* _PROBLEM REQUIREMENTS_: Count each line below that has "section" anywhere in it. Answer with the total alone.

== DATA PROVIDED ==

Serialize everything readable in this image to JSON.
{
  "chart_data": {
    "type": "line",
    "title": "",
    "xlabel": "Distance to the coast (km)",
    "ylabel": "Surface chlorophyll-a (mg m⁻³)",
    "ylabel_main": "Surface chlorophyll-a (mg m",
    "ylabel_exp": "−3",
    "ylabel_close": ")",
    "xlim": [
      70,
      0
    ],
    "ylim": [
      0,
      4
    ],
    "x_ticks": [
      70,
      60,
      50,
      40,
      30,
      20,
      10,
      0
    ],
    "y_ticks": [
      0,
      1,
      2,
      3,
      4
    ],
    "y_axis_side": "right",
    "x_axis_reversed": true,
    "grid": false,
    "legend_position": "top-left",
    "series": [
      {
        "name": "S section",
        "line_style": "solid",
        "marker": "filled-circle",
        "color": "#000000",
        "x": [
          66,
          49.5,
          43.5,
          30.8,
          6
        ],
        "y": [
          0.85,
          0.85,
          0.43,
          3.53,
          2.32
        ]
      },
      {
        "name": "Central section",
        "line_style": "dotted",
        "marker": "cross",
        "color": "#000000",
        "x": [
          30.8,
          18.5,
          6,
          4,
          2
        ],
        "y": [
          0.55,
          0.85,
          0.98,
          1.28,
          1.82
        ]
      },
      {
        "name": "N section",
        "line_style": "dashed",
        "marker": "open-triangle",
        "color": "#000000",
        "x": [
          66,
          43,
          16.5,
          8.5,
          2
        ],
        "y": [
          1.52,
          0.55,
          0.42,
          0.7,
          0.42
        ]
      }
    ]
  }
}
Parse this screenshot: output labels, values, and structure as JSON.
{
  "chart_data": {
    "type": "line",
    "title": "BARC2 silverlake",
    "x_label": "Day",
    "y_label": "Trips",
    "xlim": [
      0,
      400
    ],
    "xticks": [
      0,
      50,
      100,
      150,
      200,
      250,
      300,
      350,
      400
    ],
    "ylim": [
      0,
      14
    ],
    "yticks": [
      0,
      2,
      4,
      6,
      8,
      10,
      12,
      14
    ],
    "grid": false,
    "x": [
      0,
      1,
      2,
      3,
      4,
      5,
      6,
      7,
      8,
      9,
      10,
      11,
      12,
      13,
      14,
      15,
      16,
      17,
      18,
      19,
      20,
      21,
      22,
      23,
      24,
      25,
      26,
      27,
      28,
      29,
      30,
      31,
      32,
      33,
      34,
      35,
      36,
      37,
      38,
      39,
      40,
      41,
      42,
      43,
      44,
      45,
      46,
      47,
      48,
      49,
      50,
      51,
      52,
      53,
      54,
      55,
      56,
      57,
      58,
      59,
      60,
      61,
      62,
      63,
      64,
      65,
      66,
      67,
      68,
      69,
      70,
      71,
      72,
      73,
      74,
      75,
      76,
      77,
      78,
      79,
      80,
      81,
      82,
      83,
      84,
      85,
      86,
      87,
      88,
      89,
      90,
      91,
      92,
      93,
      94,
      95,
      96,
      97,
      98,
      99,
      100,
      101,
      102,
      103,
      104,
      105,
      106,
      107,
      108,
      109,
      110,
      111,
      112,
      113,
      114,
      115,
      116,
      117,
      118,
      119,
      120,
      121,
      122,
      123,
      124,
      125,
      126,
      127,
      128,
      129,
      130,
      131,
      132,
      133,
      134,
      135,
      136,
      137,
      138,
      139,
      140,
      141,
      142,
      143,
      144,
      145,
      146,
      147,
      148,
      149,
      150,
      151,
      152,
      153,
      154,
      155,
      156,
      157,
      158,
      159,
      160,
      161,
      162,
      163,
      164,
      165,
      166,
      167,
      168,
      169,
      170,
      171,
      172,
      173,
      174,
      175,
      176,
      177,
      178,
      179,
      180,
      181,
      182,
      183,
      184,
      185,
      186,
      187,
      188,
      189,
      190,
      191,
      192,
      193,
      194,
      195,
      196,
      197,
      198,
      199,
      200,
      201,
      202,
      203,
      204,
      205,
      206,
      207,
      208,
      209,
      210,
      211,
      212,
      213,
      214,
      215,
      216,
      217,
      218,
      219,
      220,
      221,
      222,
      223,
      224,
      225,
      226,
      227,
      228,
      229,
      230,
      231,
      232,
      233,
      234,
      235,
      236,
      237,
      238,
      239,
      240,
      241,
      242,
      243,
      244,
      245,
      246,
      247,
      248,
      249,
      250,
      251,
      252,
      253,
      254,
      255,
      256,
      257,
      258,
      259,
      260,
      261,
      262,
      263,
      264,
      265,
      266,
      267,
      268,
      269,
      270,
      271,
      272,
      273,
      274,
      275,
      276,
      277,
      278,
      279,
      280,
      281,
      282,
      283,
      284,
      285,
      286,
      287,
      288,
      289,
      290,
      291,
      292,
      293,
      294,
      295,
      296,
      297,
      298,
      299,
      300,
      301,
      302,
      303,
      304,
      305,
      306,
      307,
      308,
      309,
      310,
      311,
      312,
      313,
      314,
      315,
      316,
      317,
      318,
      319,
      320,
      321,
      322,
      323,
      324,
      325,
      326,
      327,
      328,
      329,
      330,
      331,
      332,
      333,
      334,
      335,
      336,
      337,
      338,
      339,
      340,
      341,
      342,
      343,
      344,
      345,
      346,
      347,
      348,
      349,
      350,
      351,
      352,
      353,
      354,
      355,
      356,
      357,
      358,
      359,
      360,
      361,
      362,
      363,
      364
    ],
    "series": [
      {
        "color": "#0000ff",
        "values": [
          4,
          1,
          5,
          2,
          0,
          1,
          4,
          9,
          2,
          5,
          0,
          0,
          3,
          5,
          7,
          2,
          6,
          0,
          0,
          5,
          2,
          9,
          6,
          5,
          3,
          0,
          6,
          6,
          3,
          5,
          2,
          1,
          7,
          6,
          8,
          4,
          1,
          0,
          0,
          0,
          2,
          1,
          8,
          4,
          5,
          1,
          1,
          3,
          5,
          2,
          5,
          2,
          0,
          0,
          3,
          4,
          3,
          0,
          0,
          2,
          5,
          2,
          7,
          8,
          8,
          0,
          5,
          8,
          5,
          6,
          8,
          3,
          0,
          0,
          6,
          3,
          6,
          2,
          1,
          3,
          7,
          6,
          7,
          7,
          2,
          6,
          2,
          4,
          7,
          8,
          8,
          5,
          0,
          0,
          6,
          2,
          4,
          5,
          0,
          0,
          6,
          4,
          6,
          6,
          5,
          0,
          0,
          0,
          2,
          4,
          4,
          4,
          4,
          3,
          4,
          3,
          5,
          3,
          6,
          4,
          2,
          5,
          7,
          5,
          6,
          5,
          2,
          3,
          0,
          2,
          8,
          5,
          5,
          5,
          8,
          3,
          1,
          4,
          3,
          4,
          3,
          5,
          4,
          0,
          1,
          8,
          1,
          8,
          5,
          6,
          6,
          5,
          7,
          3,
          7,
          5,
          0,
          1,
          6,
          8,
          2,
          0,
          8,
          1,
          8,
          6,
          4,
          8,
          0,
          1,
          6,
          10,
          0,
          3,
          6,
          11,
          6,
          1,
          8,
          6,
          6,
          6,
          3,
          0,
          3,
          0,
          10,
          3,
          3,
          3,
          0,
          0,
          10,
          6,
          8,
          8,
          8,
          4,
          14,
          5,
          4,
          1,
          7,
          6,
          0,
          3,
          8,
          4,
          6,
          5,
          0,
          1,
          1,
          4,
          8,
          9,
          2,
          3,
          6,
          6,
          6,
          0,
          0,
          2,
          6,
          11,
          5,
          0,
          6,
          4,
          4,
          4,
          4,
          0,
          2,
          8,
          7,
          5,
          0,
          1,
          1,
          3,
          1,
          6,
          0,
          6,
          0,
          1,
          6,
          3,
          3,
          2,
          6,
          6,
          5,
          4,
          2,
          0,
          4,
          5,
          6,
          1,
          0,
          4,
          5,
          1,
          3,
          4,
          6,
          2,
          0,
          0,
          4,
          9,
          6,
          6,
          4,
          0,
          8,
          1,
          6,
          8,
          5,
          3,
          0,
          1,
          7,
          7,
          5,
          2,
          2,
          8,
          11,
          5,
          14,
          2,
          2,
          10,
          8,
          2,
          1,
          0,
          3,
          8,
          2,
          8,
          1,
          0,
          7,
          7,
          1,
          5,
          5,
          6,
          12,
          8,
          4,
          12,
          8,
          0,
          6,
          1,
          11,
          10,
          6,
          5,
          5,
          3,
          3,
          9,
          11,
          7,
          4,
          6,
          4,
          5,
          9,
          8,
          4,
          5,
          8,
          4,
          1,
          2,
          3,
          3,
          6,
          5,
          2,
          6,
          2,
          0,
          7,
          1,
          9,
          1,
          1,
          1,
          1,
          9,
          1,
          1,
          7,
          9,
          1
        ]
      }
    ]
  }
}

===

* _SOLUTION TO THIS EXERCISE_: 3